[Dataset items]
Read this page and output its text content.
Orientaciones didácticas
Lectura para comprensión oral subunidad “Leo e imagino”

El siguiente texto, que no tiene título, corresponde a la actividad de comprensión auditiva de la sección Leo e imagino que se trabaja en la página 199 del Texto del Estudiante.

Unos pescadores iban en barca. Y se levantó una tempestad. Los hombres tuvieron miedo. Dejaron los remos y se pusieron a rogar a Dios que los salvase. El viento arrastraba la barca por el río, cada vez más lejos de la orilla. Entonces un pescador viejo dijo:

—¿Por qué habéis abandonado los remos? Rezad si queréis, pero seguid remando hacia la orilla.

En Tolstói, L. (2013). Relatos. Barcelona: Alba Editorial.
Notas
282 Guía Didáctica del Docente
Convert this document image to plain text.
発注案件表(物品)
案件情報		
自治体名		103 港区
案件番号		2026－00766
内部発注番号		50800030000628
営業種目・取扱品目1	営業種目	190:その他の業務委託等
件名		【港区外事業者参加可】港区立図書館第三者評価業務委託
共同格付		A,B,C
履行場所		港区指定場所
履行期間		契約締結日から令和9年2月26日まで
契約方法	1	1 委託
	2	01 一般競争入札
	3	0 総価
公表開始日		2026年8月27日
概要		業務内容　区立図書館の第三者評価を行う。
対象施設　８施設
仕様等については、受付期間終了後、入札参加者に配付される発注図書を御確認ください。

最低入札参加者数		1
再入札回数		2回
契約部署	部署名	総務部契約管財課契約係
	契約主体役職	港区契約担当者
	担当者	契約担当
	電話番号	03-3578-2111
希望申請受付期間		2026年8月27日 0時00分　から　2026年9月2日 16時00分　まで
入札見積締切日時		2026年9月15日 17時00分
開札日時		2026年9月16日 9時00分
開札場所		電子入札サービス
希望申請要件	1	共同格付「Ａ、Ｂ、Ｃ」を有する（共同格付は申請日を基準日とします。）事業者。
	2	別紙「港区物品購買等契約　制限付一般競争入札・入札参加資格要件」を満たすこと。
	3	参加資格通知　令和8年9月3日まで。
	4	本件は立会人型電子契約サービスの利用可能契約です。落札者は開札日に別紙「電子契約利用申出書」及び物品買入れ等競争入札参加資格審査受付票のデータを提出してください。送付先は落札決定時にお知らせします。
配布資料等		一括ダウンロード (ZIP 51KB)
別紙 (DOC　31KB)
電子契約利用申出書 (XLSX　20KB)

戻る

Written instruction:
Produce an exact copy of all the records.

Answer to the problem:
Read this page and output its text content.
Orientaciones didácticas
Lectura para comprensión oral subunidad “Leo e imagino”

El siguiente texto, que no tiene título, corresponde a la actividad de comprensión auditiva de la sección Leo e imagino que se trabaja en la página 199 del Texto del Estudiante.

Unos pescadores iban en barca. Y se levantó una tempestad. Los hombres tuvieron miedo. Dejaron los remos y se pusieron a rogar a Dios que los salvase. El viento arrastraba la barca por el río, cada vez más lejos de la orilla. Entonces un pescador viejo dijo:

—¿Por qué habéis abandonado los remos? Rezad si queréis, pero seguid remando hacia la orilla.

En Tolstói, L. (2013). Relatos. Barcelona: Alba Editorial.
Notas
282 Guía Didáctica del Docente
Convert this document image to plain text.
発注案件表(物品)
案件情報		
自治体名		103 港区
案件番号		2026－00766
内部発注番号		50800030000628
営業種目・取扱品目1	営業種目	190:その他の業務委託等
件名		【港区外事業者参加可】港区立図書館第三者評価業務委託
共同格付		A,B,C
履行場所		港区指定場所
履行期間		契約締結日から令和9年2月26日まで
契約方法	1	1 委託
	2	01 一般競争入札
	3	0 総価
公表開始日		2026年8月27日
概要		業務内容　区立図書館の第三者評価を行う。
対象施設　８施設
仕様等については、受付期間終了後、入札参加者に配付される発注図書を御確認ください。

最低入札参加者数		1
再入札回数		2回
契約部署	部署名	総務部契約管財課契約係
	契約主体役職	港区契約担当者
	担当者	契約担当
	電話番号	03-3578-2111
希望申請受付期間		2026年8月27日 0時00分　から　2026年9月2日 16時00分　まで
入札見積締切日時		2026年9月15日 17時00分
開札日時		2026年9月16日 9時00分
開札場所		電子入札サービス
希望申請要件	1	共同格付「Ａ、Ｂ、Ｃ」を有する（共同格付は申請日を基準日とします。）事業者。
	2	別紙「港区物品購買等契約　制限付一般競争入札・入札参加資格要件」を満たすこと。
	3	参加資格通知　令和8年9月3日まで。
	4	本件は立会人型電子契約サービスの利用可能契約です。落札者は開札日に別紙「電子契約利用申出書」及び物品買入れ等競争入札参加資格審査受付票のデータを提出してください。送付先は落札決定時にお知らせします。
配布資料等		一括ダウンロード (ZIP 51KB)
別紙 (DOC　31KB)
電子契約利用申出書 (XLSX　20KB)

戻る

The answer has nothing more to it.